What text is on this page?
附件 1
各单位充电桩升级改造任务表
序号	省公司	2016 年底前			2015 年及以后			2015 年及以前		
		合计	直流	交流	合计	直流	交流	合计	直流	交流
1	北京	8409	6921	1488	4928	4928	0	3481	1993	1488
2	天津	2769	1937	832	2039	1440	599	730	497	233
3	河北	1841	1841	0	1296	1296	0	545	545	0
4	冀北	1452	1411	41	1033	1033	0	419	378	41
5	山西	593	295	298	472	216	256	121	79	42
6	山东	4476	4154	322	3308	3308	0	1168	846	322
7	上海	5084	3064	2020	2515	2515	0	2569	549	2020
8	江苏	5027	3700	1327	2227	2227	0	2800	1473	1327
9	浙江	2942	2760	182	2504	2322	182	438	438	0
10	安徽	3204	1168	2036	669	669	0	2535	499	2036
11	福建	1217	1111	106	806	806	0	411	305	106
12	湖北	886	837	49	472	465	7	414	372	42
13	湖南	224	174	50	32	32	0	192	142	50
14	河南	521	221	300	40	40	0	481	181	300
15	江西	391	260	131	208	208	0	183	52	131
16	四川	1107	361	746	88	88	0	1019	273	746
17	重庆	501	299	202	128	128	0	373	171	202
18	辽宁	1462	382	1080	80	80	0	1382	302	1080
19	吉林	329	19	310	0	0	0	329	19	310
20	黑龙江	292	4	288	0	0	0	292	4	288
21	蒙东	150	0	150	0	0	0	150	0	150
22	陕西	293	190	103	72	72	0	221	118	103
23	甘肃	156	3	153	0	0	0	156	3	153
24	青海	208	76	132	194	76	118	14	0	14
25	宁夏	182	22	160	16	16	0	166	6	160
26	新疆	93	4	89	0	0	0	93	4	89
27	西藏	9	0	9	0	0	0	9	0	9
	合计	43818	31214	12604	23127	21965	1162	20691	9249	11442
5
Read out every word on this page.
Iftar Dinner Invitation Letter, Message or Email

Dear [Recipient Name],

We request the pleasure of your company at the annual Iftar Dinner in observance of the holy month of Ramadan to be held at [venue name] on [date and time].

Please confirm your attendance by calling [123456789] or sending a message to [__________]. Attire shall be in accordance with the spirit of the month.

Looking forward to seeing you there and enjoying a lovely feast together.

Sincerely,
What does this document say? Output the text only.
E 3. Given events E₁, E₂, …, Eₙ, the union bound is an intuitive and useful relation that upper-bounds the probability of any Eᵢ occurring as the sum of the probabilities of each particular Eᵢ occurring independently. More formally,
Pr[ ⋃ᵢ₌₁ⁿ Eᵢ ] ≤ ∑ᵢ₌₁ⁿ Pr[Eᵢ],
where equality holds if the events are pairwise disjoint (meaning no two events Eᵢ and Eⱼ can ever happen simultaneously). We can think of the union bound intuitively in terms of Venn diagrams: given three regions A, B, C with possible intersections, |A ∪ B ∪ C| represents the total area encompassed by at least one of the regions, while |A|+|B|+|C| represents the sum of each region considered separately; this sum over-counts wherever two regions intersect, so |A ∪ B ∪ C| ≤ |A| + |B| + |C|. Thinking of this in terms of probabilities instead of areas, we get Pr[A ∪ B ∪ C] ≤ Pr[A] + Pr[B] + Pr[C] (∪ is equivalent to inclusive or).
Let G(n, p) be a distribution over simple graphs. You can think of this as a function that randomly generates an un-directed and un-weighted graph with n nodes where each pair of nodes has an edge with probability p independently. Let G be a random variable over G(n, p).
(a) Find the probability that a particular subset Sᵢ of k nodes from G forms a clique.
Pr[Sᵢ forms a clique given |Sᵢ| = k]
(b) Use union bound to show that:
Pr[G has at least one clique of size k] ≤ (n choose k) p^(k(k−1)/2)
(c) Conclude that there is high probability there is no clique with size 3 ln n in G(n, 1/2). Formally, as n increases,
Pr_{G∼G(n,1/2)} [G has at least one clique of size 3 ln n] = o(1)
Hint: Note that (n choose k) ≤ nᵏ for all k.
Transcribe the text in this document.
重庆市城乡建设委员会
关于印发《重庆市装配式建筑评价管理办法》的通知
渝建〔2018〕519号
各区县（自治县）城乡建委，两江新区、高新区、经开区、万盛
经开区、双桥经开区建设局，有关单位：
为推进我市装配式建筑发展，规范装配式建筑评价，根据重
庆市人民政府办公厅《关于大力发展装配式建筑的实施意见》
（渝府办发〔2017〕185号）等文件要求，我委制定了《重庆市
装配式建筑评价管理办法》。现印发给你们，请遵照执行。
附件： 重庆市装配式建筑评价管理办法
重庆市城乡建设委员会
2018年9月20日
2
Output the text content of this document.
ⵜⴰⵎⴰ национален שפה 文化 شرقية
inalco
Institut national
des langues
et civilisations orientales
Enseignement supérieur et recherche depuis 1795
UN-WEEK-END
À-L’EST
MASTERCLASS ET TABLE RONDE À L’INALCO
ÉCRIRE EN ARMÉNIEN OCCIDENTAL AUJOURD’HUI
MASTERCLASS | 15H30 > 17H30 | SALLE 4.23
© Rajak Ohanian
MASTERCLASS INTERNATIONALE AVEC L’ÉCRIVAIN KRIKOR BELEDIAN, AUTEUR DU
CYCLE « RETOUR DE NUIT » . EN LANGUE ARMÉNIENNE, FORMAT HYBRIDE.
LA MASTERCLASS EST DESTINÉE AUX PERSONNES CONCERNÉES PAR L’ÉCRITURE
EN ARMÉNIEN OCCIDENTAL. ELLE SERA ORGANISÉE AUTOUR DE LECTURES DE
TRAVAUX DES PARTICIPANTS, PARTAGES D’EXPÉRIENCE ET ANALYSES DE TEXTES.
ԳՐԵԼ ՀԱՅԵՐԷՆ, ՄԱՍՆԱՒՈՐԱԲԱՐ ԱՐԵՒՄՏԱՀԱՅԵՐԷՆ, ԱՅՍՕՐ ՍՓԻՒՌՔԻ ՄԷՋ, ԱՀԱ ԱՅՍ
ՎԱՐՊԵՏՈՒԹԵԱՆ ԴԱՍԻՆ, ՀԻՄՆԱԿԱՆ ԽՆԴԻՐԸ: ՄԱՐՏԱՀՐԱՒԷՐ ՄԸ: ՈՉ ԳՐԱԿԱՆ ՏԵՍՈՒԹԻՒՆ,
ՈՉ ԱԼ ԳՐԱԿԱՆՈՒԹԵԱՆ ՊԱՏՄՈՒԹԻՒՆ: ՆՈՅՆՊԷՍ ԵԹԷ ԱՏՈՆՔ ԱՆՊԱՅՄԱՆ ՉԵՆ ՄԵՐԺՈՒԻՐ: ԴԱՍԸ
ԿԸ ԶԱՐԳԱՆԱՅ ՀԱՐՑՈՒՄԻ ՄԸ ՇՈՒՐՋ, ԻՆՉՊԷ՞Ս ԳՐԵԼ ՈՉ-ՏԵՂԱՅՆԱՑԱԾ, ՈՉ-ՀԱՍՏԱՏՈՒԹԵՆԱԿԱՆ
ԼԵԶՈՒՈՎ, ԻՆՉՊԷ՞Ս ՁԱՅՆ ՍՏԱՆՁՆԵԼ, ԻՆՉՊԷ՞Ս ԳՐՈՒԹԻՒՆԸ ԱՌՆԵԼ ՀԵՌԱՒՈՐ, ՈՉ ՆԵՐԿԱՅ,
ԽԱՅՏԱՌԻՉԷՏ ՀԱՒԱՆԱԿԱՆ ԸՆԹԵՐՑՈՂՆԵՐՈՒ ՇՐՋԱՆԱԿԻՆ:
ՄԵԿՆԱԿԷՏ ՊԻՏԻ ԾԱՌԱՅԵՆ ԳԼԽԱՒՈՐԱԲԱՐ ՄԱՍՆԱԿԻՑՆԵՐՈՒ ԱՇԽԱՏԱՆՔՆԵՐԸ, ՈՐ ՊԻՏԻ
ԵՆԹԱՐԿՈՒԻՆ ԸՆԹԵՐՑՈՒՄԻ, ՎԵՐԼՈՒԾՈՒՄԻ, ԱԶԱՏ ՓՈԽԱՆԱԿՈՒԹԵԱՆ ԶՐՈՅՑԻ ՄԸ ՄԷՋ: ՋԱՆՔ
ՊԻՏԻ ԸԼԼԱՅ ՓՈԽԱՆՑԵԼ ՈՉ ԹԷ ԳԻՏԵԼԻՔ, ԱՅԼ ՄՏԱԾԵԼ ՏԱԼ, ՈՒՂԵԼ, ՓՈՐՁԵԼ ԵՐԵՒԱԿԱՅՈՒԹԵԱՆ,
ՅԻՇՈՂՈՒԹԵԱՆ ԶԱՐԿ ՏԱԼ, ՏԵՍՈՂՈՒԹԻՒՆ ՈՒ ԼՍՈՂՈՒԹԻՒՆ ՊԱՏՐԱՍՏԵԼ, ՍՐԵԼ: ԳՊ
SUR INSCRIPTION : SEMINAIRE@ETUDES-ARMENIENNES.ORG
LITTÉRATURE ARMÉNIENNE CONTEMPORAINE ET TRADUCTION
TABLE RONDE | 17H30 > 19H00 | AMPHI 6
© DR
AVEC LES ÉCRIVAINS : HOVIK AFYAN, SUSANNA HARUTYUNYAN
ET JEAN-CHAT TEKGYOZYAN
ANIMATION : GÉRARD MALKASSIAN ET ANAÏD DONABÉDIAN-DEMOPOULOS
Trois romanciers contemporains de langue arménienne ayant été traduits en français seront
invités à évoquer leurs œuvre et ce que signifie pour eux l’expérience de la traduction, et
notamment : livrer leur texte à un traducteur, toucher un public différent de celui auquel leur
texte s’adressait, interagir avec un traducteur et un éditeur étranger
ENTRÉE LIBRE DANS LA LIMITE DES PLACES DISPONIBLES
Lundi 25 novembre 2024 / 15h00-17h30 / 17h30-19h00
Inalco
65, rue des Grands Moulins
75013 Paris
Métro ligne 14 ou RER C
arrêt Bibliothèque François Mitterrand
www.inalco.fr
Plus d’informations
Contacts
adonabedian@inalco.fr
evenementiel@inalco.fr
==*==
[Task details]:
Identify all lines where the word "page" shows up. Copy them.

[The reply]:
What text is on this page?
Read out every word on this page.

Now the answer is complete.